# SET PROBLEM:
Gather all lines in the data that hold the string "screenshot".

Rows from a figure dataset

__________________________________________________

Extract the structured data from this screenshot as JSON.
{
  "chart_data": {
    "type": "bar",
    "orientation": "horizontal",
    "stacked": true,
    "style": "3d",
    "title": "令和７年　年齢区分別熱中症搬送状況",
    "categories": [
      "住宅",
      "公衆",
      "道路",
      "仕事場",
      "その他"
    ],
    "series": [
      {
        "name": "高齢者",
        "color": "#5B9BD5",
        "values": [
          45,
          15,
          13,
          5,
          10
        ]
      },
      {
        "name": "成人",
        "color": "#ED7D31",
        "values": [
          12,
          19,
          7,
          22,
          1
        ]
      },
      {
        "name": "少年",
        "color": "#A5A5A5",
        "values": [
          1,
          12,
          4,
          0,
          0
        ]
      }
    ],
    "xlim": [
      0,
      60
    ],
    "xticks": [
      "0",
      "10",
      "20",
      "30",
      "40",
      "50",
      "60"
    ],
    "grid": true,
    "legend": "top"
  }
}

__________________________________________________

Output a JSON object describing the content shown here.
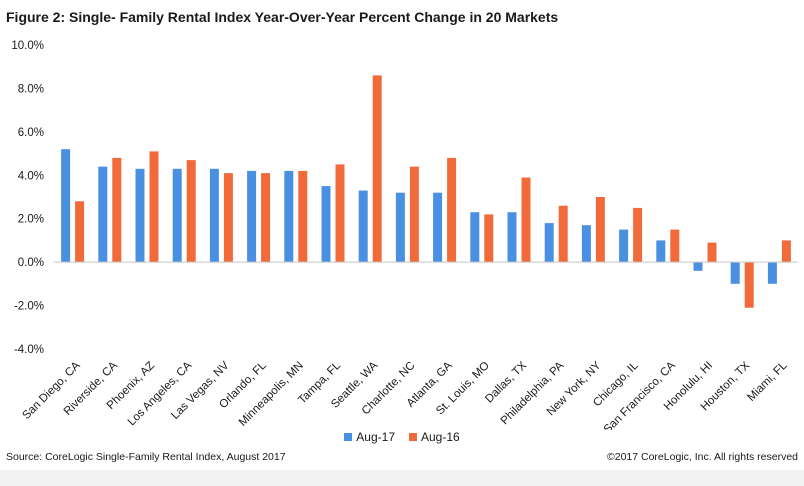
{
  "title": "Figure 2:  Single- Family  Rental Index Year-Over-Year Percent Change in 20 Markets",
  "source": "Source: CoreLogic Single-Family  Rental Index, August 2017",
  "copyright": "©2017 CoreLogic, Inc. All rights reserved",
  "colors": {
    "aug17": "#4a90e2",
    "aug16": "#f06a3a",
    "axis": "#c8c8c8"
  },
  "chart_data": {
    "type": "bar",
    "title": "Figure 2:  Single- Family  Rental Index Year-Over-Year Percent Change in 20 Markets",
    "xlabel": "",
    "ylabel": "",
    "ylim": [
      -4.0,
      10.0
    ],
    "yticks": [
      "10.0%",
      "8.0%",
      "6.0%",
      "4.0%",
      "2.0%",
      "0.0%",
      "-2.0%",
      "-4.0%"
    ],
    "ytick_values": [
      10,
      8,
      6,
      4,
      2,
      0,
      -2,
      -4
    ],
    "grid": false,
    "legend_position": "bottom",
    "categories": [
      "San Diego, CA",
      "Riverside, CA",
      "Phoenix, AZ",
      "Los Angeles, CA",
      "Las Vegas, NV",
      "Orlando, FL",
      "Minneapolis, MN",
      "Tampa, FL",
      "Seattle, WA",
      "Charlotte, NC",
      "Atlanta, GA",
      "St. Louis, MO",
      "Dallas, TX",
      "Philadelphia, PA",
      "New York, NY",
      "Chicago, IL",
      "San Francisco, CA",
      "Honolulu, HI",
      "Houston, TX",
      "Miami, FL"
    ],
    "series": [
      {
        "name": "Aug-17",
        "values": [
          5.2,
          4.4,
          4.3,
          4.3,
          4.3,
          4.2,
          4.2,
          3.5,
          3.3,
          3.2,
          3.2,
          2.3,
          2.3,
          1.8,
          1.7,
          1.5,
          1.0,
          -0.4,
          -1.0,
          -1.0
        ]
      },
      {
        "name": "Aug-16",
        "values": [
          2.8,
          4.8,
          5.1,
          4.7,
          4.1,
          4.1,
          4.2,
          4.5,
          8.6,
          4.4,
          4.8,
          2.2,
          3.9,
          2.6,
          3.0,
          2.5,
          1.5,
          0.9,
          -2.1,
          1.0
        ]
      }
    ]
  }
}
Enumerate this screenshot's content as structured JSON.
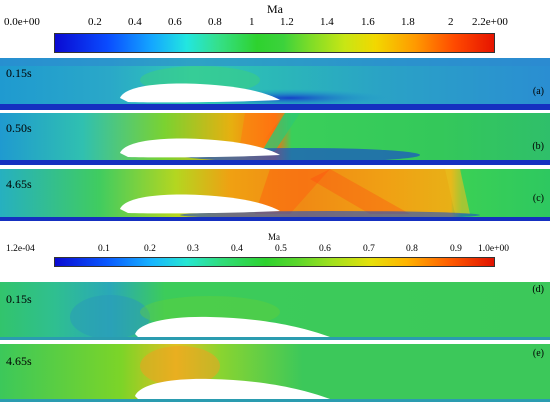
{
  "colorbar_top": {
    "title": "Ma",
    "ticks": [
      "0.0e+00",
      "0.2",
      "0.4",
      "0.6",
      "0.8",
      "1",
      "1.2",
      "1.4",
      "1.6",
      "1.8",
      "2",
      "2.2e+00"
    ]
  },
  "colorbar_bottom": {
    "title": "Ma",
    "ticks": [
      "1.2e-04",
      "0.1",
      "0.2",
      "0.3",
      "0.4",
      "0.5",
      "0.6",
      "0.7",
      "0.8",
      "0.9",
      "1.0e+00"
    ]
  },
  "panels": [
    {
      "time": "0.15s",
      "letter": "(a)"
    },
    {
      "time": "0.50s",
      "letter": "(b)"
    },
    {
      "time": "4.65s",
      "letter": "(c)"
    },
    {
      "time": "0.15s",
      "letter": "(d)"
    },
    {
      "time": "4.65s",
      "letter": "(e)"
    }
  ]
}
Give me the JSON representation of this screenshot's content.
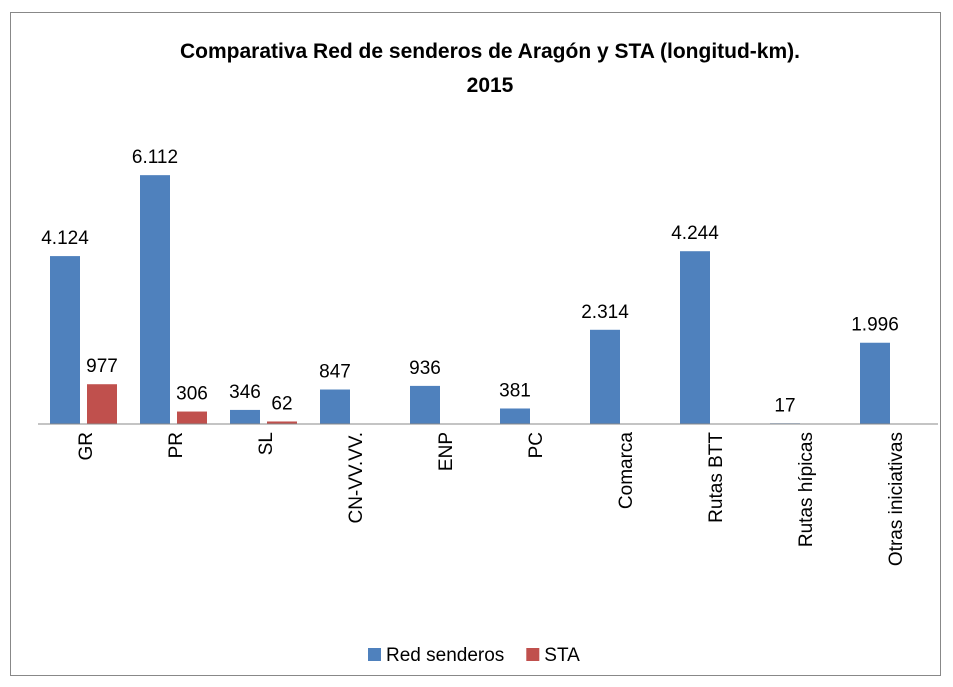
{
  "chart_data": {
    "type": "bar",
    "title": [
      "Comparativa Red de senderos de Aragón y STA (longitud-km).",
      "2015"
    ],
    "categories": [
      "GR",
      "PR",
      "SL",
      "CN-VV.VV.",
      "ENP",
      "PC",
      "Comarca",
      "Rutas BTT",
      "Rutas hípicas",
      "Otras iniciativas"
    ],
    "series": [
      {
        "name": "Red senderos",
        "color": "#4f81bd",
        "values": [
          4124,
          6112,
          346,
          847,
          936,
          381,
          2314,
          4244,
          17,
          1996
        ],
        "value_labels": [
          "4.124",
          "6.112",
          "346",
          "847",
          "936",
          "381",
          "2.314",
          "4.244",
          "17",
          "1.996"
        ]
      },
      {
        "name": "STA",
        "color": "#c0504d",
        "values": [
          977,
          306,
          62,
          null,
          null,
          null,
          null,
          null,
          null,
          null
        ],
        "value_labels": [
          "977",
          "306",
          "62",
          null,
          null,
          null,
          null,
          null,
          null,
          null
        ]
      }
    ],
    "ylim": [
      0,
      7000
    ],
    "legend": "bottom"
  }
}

__________________________________________________

# THE ANSWER:
Extract the structured data from this screenshot as JSON.
Enumerate this screenshot's content as structured JSON.
Give me the JSON representation of this screenshot's content.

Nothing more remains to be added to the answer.